§ **INSTRUCTIONS TO FOLLOW**: Return, unchanged, everything from the line containing "Find all labels, buttons, inputs, and" down to the line containing "cell-afr-mortality-target: 59 [492,465,508,480]", with both of those lines included. Leave the picture out of your answer.

§ **WORKING DATA**:
────────────────────────────────────────

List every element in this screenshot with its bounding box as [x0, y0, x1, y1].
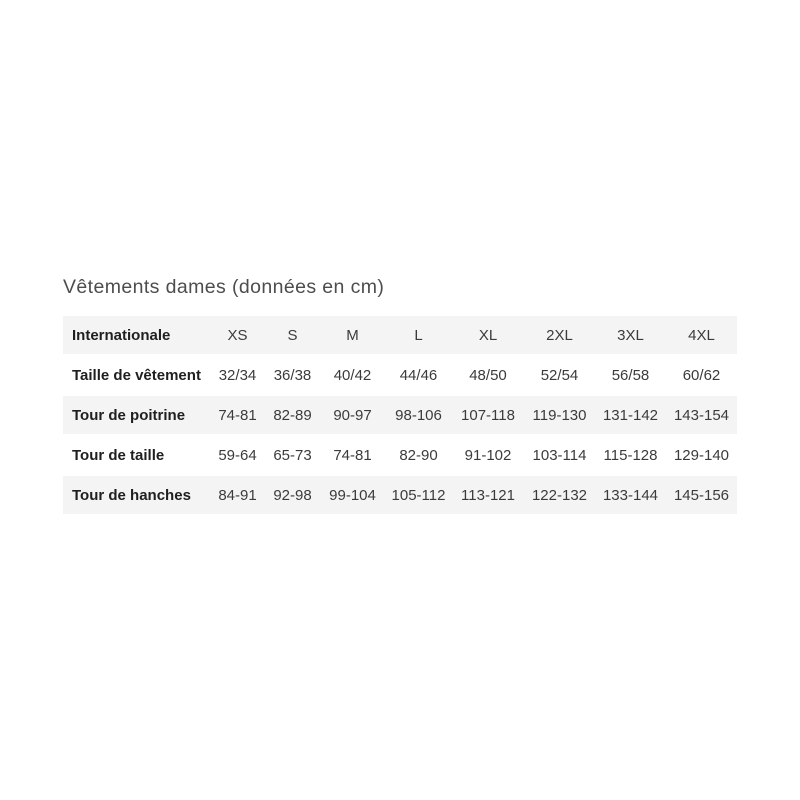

────────────────────────────────────────

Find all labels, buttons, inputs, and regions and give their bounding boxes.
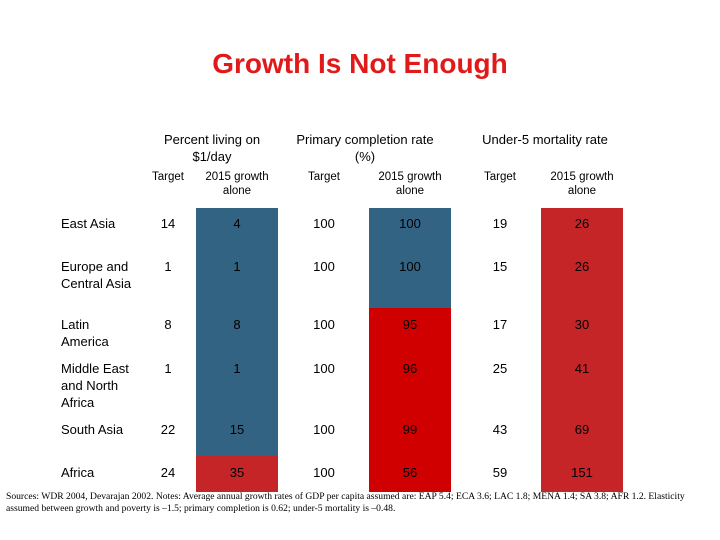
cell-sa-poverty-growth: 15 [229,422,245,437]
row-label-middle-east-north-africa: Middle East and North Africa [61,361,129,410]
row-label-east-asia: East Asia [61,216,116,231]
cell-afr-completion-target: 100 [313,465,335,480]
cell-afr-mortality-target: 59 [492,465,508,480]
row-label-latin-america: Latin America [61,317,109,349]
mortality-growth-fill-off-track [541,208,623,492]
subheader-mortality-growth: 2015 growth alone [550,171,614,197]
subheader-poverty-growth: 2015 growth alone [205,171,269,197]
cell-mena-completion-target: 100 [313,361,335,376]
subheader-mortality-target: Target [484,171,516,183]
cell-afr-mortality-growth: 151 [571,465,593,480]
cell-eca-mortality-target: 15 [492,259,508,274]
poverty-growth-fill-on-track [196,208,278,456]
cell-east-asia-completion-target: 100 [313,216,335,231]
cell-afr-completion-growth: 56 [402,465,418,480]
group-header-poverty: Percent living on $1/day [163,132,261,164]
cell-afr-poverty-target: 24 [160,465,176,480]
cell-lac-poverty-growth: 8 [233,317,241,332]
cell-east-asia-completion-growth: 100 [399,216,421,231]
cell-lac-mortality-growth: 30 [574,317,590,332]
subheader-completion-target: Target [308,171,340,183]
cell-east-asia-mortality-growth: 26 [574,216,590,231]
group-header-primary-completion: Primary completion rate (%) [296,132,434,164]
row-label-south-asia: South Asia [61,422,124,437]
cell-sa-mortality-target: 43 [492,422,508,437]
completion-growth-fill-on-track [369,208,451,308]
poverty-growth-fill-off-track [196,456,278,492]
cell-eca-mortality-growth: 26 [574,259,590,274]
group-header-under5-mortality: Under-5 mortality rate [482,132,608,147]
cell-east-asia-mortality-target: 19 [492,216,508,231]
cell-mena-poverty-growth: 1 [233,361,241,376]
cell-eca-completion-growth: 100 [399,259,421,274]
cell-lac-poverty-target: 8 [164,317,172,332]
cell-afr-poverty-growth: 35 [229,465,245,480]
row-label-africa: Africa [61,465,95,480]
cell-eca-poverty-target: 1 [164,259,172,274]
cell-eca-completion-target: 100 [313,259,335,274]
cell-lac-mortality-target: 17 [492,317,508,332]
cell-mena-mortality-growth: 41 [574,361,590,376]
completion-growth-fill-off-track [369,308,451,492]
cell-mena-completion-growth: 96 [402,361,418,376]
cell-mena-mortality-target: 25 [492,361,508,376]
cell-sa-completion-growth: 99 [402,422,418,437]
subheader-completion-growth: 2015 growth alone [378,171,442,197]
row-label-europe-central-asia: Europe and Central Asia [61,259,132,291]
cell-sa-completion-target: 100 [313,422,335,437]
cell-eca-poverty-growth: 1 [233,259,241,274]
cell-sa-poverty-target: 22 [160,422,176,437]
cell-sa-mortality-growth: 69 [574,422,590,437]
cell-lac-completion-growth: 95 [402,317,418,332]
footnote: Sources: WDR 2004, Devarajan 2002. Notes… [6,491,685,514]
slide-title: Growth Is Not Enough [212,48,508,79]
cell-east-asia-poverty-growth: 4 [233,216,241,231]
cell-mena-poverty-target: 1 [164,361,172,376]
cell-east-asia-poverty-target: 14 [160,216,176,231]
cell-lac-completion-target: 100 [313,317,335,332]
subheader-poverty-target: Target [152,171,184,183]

────────────────────────────────────────

§ **FULL RESPONSE**:
Find all labels, buttons, inputs, and regions and give their bounding boxes.
cell-sa-poverty-growth: 15 [229,422,245,437]
row-label-middle-east-north-africa: Middle East and North Africa [61,361,129,410]
row-label-east-asia: East Asia [61,216,116,231]
cell-afr-completion-target: 100 [313,465,335,480]
cell-afr-mortality-target: 59 [492,465,508,480]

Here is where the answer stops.